- _Stated goal_:
Find and copy each line of the records where the string "name" shows up.

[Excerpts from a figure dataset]
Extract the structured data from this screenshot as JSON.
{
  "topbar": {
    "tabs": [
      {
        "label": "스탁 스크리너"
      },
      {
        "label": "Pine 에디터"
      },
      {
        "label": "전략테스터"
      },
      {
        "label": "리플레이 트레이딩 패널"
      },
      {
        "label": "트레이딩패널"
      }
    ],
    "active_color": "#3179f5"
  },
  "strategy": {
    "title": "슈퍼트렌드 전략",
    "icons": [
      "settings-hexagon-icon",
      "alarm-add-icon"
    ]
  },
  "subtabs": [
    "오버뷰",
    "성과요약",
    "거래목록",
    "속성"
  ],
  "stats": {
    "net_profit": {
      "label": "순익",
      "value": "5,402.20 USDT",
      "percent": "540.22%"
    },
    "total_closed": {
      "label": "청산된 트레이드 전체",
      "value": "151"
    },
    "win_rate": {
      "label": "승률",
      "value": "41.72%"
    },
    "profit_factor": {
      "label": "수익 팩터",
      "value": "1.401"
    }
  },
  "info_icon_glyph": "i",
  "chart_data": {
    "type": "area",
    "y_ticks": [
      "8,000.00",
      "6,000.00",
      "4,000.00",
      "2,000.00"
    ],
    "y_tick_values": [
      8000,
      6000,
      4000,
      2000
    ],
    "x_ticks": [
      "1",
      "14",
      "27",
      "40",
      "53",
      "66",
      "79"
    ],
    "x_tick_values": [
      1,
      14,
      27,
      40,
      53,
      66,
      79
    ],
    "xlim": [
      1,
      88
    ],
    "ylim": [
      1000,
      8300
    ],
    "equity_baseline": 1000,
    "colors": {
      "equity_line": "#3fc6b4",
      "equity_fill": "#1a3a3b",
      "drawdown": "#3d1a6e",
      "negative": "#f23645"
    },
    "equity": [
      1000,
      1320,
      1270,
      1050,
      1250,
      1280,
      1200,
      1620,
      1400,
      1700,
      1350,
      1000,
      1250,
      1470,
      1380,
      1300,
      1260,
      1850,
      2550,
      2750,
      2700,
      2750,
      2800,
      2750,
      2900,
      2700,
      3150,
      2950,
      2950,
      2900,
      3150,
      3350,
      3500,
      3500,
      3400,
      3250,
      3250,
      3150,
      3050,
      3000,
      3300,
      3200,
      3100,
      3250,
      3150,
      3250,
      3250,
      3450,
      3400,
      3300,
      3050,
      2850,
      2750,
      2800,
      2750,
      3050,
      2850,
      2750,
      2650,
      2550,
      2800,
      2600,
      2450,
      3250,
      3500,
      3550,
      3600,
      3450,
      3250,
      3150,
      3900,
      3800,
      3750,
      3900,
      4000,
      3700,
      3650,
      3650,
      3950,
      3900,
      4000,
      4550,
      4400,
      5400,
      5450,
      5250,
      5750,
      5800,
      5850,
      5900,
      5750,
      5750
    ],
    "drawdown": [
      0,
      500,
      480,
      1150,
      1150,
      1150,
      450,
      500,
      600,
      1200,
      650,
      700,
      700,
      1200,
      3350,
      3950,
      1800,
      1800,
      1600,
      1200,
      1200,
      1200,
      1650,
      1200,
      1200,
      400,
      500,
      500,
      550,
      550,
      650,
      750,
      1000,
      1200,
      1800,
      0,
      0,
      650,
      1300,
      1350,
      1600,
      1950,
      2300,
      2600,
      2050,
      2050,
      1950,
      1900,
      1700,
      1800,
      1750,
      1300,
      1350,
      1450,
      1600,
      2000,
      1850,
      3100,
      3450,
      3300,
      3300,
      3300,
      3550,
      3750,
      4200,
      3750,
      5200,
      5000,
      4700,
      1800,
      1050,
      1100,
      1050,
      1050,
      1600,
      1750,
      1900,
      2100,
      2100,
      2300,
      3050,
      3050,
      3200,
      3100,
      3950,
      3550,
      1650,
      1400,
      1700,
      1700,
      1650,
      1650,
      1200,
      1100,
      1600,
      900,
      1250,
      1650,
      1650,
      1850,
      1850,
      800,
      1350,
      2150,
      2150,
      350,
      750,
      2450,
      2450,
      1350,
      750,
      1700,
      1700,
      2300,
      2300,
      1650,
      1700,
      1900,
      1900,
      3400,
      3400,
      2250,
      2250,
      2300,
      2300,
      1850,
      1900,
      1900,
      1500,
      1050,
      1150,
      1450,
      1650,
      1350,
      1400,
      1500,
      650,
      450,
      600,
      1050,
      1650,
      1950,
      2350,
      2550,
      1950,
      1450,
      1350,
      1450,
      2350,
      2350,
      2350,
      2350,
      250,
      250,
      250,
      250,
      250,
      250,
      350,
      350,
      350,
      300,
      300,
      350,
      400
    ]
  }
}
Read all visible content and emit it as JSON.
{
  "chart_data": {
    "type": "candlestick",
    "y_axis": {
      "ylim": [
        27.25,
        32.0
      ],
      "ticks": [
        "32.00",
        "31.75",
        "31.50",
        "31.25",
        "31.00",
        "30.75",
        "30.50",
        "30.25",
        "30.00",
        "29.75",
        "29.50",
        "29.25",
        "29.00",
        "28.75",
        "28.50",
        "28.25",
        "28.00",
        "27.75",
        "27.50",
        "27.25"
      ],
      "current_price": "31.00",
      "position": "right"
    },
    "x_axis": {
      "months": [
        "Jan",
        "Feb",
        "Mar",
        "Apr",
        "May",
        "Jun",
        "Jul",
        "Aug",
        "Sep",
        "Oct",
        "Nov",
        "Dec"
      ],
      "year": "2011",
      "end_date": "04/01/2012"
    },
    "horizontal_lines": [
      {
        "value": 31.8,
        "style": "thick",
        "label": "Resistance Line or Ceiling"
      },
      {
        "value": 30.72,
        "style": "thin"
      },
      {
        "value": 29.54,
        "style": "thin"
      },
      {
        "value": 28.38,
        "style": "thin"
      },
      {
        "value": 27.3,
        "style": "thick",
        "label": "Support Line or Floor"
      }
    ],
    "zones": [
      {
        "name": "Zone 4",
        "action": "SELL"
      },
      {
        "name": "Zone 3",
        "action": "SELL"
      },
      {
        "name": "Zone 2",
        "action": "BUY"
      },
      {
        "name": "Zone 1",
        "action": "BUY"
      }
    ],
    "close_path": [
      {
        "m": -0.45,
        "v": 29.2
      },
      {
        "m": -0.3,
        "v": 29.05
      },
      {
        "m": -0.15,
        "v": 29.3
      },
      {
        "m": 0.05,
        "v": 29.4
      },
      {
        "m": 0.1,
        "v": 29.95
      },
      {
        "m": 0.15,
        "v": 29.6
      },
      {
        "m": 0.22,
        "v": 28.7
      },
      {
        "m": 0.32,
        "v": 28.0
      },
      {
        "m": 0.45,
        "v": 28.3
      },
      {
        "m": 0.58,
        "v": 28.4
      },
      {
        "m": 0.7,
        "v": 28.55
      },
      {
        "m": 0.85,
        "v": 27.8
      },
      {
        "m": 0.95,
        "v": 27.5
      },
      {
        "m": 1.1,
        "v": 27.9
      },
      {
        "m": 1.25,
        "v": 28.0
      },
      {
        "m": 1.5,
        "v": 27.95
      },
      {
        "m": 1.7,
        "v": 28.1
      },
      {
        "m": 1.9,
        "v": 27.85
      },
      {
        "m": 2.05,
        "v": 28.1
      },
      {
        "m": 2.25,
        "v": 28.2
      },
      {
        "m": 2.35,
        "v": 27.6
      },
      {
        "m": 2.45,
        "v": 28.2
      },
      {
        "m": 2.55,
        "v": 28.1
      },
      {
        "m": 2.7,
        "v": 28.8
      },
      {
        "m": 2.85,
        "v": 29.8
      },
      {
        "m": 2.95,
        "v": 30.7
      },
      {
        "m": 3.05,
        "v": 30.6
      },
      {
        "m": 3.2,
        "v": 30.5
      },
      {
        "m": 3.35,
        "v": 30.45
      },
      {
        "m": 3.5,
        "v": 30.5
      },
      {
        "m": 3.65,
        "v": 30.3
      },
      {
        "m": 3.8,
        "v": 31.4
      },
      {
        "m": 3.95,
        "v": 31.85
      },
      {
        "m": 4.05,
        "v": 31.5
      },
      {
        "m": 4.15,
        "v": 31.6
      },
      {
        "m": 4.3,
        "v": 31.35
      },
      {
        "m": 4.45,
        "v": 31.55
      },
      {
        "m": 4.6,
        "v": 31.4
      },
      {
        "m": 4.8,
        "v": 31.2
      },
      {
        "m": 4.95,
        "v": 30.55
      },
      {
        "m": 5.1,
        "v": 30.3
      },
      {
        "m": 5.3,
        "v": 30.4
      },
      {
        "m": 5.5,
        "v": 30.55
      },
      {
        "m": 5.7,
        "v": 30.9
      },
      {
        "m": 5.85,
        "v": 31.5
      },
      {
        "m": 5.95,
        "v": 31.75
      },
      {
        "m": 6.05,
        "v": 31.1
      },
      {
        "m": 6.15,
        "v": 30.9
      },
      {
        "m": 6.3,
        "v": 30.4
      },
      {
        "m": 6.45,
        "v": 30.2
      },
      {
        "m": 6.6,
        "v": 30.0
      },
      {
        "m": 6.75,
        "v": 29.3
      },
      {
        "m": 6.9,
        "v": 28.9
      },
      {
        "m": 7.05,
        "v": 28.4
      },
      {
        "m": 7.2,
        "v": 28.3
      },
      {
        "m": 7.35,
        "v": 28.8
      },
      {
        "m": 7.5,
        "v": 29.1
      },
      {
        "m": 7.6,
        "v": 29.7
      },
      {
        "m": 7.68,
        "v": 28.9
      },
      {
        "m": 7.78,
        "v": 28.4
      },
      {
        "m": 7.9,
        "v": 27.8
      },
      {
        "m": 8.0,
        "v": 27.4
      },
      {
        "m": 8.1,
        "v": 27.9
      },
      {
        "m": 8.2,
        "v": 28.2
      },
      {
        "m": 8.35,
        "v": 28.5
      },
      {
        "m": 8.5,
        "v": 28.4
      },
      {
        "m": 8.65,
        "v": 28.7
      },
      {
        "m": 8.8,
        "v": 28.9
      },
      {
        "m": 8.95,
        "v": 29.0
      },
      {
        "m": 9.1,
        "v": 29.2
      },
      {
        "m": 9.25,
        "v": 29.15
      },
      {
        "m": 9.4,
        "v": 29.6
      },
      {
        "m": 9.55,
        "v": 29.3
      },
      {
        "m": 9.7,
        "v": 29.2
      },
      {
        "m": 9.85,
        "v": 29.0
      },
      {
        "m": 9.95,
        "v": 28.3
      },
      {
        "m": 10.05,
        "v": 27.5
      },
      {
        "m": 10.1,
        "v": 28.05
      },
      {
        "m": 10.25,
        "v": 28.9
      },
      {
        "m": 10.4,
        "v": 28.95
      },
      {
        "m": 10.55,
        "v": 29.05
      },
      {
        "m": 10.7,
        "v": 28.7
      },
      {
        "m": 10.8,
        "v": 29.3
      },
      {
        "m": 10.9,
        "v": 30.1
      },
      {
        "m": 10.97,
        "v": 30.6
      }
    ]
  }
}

- _Task result_:
        "name": "Zone 4",
        "name": "Zone 3",
        "name": "Zone 2",
        "name": "Zone 1",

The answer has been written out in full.